(Dataset excerpt)

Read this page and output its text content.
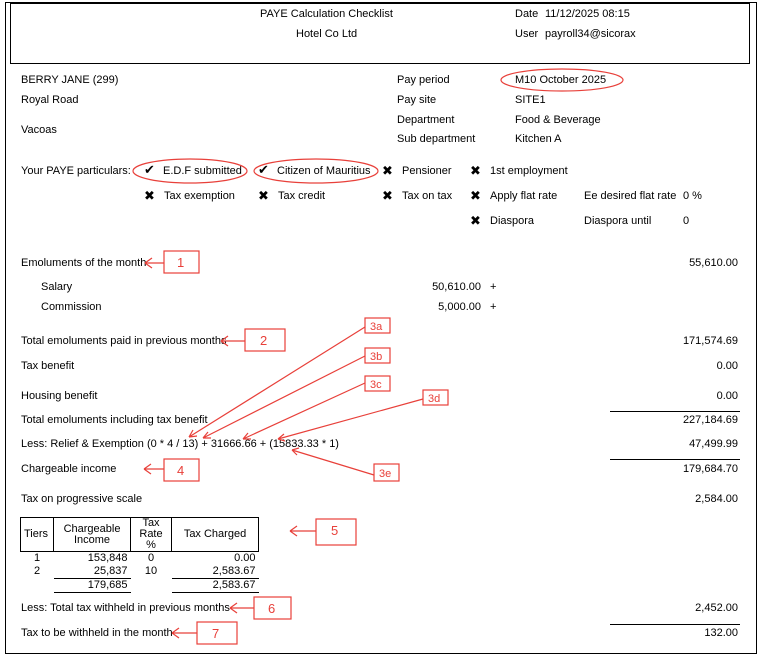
PAYE Calculation Checklist
Hotel Co Ltd
Date 11/12/2025 08:15
User payroll34@sicorax
BERRY JANE (299)
Royal Road
Vacoas
Pay period	M10 October 2025
Pay site	SITE1
Department	Food & Beverage
Sub department	Kitchen A
Your PAYE particulars: ✔ E.D.F submitted ✔ Citizen of Mauritius ✖ Pensioner ✖ 1st employment
✖ Tax exemption ✖ Tax credit	✖ Tax on tax ✖ Apply flat rate Ee desired flat rate 0 %
✖ Diaspora	Diaspora until	0
Emoluments of the month	55,610.00
Salary	50,610.00 +
Commission	5,000.00 +
Total emoluments paid in previous months	171,574.69
Tax benefit	0.00
Housing benefit	0.00
Total emoluments including tax benefit	227,184.69
Less: Relief & Exemption (0 * 4 / 13) + 31666.66 + (15833.33 * 1)	47,499.99
Chargeable income	179,684.70
Tax on progressive scale	2,584.00
Tiers	Chargeable Income	Tax Rate %	Tax Charged
1	153,848	0	0.00
2	25,837	10	2,583.67
	179,685		2,583.67
Less: Total tax withheld in previous months	2,452.00
Tax to be withheld in the month	132.00
1
2
3a
3b
3c
3d
3e
4
5
6
7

TASK DIRECTIONS: Your task is to copy the entries in full and exactly, without any images.

WORKED ANSWER:
Read this page and output its text content.
PAYE Calculation Checklist
Hotel Co Ltd
Date 11/12/2025 08:15
User payroll34@sicorax
BERRY JANE (299)
Royal Road
Vacoas
Pay period	M10 October 2025
Pay site	SITE1
Department	Food & Beverage
Sub department	Kitchen A
Your PAYE particulars: ✔ E.D.F submitted ✔ Citizen of Mauritius ✖ Pensioner ✖ 1st employment
✖ Tax exemption ✖ Tax credit	✖ Tax on tax ✖ Apply flat rate Ee desired flat rate 0 %
✖ Diaspora	Diaspora until	0
Emoluments of the month	55,610.00
Salary	50,610.00 +
Commission	5,000.00 +
Total emoluments paid in previous months	171,574.69
Tax benefit	0.00
Housing benefit	0.00
Total emoluments including tax benefit	227,184.69
Less: Relief & Exemption (0 * 4 / 13) + 31666.66 + (15833.33 * 1)	47,499.99
Chargeable income	179,684.70
Tax on progressive scale	2,584.00
Tiers	Chargeable Income	Tax Rate %	Tax Charged
1	153,848	0	0.00
2	25,837	10	2,583.67
	179,685		2,583.67
Less: Total tax withheld in previous months	2,452.00
Tax to be withheld in the month	132.00
1
2
3a
3b
3c
3d
3e
4
5
6
7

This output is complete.